> _Task directions_
From the entries below, copy out every line with "service" in it.
** START Input data **
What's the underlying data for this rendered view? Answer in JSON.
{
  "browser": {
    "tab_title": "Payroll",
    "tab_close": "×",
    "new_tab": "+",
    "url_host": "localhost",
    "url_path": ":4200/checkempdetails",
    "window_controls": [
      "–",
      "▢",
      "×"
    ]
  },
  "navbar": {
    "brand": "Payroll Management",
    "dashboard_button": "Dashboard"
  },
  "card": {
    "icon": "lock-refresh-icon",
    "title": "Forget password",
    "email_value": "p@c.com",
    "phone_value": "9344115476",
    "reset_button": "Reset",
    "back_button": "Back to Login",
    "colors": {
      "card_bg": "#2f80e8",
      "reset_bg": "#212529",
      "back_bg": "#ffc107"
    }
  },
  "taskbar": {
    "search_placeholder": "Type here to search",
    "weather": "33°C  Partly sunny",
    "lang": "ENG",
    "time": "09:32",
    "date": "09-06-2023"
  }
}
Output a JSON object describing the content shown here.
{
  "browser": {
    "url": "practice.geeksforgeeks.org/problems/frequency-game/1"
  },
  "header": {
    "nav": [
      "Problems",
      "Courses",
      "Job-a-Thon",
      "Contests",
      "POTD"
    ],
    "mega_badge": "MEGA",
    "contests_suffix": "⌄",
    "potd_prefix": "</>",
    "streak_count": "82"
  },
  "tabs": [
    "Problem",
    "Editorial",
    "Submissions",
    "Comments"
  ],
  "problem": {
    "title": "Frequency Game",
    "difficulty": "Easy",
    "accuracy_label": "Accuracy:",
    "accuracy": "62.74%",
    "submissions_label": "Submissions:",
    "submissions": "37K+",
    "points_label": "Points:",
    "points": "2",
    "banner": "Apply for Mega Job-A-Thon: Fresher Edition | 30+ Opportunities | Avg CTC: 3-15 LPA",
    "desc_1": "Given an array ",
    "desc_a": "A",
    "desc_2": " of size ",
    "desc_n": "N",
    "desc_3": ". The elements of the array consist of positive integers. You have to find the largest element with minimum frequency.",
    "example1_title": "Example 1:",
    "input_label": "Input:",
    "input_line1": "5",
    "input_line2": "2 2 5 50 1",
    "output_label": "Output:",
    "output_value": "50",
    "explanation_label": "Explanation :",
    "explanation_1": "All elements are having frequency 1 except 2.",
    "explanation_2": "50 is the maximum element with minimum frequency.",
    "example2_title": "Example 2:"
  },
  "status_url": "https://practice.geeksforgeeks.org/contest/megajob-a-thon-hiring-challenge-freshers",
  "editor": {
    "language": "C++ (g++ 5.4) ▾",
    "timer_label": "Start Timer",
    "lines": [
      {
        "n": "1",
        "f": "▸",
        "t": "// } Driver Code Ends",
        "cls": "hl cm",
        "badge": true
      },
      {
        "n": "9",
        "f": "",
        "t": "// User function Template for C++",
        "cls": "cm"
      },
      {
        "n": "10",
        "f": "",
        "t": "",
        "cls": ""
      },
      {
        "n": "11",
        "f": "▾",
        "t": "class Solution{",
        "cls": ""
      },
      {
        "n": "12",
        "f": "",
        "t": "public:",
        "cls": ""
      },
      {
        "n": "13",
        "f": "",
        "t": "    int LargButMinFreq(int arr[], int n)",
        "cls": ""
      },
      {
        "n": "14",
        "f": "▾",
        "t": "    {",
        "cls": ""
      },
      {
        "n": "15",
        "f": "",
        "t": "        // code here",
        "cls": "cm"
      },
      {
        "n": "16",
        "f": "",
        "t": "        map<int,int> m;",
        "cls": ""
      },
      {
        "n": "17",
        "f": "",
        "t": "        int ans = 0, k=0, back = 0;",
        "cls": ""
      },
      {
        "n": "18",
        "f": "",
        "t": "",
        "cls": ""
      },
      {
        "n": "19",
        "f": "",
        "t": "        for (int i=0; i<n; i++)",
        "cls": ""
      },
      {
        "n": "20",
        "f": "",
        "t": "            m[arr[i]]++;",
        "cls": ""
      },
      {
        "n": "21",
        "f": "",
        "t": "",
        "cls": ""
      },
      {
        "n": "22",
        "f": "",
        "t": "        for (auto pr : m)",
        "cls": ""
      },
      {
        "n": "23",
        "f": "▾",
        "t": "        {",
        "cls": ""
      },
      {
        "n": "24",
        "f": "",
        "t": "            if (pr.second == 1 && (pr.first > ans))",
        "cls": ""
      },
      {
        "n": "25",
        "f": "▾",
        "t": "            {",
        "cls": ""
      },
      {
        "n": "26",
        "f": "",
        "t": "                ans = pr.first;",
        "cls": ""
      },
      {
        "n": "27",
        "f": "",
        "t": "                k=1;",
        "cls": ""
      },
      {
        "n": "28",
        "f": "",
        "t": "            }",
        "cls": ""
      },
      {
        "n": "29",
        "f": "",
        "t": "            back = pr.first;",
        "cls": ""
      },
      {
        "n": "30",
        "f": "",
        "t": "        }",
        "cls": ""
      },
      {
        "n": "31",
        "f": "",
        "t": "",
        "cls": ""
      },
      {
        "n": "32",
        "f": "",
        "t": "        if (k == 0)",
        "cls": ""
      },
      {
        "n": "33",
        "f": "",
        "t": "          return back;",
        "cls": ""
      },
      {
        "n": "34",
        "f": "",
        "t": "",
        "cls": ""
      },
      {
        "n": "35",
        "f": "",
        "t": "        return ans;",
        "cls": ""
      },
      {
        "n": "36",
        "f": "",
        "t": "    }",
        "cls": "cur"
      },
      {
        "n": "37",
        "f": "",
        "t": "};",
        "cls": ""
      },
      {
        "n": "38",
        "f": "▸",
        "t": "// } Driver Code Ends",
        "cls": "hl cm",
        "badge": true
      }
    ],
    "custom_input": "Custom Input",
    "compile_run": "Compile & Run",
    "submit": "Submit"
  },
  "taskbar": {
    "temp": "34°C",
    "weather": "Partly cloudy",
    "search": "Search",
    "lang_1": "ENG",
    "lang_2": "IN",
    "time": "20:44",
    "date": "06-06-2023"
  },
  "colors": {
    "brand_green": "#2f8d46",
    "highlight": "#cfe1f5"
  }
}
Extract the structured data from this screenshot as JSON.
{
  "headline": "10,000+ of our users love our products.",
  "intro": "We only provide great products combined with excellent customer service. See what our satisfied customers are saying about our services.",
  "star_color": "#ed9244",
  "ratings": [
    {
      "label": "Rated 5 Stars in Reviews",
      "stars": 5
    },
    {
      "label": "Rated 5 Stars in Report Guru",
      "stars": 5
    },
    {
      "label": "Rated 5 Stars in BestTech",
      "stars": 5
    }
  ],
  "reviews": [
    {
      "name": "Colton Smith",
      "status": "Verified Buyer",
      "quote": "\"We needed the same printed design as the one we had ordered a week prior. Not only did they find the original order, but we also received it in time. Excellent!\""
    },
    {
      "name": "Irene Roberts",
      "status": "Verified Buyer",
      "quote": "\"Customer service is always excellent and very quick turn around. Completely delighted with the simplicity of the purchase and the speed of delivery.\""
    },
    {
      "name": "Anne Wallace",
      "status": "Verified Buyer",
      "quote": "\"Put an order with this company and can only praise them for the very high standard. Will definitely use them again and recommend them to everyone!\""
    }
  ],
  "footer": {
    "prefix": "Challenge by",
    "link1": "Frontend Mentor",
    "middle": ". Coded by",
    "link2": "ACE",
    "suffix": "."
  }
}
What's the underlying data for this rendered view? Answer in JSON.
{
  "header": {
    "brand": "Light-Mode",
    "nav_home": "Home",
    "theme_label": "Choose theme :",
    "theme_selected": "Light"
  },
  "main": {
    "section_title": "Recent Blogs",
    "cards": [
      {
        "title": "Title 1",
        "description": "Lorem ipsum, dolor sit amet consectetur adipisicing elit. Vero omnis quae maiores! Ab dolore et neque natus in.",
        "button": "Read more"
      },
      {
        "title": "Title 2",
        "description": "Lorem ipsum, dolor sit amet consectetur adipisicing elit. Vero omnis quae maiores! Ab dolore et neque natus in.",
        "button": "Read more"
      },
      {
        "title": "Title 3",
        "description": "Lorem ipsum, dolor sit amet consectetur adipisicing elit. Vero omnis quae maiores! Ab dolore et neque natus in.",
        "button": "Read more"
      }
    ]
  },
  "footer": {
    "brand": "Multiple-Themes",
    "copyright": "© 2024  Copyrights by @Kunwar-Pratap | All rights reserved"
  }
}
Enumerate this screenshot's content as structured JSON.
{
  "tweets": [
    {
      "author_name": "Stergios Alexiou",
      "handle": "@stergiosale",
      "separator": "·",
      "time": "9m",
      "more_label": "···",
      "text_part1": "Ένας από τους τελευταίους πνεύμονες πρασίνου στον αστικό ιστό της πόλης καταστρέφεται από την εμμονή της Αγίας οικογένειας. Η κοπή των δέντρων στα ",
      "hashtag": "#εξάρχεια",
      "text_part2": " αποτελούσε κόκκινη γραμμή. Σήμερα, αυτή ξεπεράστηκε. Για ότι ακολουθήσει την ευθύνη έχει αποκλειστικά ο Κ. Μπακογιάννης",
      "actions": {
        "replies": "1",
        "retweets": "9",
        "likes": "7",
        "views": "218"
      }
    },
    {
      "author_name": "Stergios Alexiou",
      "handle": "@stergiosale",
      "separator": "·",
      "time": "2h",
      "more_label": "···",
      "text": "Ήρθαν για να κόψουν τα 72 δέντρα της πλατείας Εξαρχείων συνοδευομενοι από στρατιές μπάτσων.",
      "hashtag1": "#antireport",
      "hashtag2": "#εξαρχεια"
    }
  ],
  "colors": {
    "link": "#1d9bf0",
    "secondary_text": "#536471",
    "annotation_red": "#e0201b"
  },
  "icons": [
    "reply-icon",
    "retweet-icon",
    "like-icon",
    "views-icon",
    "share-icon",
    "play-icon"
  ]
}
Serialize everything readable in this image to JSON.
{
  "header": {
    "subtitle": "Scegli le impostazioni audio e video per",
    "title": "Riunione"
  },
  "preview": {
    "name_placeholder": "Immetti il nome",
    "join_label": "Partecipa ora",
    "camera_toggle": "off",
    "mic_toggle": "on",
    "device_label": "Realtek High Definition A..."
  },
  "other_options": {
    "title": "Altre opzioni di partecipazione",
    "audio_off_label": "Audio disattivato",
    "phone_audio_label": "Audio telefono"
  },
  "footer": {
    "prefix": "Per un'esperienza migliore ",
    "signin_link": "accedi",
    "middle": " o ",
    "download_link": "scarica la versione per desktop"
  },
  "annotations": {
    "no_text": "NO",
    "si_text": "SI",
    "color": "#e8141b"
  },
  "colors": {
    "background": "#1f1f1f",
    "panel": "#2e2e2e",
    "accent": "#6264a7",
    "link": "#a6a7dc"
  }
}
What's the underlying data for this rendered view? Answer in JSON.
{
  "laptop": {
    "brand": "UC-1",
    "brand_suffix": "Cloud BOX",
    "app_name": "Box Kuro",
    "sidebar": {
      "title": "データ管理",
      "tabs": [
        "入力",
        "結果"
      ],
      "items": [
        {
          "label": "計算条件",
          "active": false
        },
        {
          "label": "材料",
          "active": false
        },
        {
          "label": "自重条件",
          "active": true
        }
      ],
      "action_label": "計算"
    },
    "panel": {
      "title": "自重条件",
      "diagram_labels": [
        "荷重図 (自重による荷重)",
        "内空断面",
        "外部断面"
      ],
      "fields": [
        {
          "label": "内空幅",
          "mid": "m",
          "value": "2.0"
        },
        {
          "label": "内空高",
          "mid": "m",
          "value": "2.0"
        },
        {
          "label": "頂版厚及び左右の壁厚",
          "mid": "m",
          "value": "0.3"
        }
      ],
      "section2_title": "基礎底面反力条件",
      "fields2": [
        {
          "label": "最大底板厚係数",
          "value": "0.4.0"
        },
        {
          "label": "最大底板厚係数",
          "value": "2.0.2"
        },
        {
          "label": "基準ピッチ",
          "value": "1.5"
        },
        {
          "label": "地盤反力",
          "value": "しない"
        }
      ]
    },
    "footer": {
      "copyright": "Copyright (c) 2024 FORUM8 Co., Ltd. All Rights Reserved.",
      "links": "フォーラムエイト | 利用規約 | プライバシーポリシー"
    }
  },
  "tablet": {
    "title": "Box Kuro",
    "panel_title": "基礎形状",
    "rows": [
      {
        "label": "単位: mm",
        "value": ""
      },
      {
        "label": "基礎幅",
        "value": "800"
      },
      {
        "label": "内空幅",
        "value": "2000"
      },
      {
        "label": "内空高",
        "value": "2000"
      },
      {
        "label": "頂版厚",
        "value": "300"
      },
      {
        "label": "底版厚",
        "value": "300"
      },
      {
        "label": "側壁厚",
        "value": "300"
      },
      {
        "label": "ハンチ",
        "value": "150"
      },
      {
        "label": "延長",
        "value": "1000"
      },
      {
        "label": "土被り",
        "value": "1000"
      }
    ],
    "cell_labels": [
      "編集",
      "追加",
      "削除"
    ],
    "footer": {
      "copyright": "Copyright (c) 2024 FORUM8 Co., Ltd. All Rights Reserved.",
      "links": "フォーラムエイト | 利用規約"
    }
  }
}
** END Input data **
> _Exercise solution_
  "intro": "We only provide great products combined with excellent customer service. See what our satisfied customers are saying about our services.",
      "quote": "\"Customer service is always excellent and very quick turn around. Completely delighted with the simplicity of the purchase and the speed of delivery.\""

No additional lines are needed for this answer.